Please list all lines of the material below in which the string "title" occurs.

Collection entries
|---|

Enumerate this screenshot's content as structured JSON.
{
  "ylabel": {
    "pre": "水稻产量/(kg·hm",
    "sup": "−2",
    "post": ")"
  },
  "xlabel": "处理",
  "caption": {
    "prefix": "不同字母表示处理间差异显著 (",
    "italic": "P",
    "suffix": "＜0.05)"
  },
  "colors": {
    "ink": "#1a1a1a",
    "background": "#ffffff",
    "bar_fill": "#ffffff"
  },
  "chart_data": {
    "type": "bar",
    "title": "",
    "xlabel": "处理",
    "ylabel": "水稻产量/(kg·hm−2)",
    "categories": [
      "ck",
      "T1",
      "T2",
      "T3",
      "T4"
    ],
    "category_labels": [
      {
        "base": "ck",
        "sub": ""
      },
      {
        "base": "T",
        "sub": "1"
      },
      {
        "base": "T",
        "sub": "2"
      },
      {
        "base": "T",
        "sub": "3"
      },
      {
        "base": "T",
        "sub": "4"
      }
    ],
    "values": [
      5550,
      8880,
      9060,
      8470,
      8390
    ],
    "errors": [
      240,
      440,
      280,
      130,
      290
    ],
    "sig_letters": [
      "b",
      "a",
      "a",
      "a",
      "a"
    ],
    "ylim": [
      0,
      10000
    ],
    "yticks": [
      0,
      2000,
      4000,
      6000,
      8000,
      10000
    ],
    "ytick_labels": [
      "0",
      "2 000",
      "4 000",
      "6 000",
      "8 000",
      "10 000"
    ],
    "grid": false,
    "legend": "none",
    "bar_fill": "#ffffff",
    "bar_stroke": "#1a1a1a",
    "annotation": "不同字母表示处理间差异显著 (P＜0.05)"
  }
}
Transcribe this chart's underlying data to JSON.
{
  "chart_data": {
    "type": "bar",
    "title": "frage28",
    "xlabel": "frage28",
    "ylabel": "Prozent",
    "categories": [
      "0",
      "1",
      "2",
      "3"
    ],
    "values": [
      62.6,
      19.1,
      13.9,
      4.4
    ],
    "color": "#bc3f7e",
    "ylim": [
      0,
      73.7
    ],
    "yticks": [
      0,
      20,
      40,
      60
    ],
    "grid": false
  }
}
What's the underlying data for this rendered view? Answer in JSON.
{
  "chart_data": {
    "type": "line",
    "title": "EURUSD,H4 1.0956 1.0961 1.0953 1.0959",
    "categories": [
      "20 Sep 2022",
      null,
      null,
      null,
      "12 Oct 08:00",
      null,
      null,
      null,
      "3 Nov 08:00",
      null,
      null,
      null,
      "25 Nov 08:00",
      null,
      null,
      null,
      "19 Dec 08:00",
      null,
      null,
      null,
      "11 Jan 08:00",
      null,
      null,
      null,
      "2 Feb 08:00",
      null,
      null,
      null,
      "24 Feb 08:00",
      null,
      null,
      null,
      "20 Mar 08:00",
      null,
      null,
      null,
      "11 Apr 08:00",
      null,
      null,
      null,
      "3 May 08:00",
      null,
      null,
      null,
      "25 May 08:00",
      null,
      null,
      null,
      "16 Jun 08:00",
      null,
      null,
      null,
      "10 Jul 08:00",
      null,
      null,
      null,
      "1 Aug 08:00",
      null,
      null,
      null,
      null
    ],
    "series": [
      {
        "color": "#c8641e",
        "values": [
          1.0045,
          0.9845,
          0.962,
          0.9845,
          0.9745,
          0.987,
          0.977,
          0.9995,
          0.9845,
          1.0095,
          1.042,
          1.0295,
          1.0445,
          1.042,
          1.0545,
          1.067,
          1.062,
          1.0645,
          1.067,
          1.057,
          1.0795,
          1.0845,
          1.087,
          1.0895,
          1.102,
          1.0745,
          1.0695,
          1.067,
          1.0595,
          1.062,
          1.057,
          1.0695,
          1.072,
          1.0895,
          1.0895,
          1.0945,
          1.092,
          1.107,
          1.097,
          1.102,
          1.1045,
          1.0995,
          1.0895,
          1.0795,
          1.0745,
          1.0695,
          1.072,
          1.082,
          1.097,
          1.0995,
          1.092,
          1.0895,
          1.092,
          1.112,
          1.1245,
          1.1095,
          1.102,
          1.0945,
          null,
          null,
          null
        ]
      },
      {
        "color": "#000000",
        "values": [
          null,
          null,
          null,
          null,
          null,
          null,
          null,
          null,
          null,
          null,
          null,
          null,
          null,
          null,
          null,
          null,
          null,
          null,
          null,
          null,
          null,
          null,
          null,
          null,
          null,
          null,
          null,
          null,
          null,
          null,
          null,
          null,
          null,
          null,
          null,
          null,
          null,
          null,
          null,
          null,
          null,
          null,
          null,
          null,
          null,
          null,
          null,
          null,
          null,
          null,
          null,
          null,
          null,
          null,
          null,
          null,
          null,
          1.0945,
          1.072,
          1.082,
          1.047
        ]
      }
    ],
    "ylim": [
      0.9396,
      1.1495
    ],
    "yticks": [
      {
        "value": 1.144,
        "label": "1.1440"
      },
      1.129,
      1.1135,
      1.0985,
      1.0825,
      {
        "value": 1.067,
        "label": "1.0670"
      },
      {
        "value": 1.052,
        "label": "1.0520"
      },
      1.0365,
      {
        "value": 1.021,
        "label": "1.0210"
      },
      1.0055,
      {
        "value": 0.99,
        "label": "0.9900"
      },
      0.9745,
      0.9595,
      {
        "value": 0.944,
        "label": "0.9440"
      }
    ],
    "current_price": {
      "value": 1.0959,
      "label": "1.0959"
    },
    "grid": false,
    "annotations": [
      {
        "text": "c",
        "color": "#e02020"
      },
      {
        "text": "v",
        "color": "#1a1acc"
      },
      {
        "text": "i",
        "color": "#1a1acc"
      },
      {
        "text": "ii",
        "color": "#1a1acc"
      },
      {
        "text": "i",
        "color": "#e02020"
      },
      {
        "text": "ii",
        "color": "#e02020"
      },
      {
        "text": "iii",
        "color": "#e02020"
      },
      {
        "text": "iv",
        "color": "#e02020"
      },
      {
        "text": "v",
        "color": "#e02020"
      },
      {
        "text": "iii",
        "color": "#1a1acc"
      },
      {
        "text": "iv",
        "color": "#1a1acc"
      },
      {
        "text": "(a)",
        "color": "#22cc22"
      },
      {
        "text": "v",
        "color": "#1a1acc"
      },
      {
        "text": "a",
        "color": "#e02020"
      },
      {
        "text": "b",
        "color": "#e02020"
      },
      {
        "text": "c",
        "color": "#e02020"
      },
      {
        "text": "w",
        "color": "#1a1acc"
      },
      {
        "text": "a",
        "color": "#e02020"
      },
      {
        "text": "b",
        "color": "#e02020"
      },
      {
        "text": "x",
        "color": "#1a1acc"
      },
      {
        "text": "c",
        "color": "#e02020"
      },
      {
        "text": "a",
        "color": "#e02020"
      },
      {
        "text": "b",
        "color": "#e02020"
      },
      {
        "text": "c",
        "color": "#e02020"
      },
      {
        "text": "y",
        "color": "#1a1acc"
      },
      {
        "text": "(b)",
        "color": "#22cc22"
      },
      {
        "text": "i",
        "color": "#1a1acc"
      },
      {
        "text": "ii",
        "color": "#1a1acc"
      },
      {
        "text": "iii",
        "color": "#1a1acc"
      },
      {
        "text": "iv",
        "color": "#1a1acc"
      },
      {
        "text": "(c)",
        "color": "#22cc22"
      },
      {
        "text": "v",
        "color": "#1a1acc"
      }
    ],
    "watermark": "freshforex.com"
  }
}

|---|

Problem solution:
    "title": "",
    "title": "frage28",
    "title": "EURUSD,H4 1.0956 1.0961 1.0953 1.0959",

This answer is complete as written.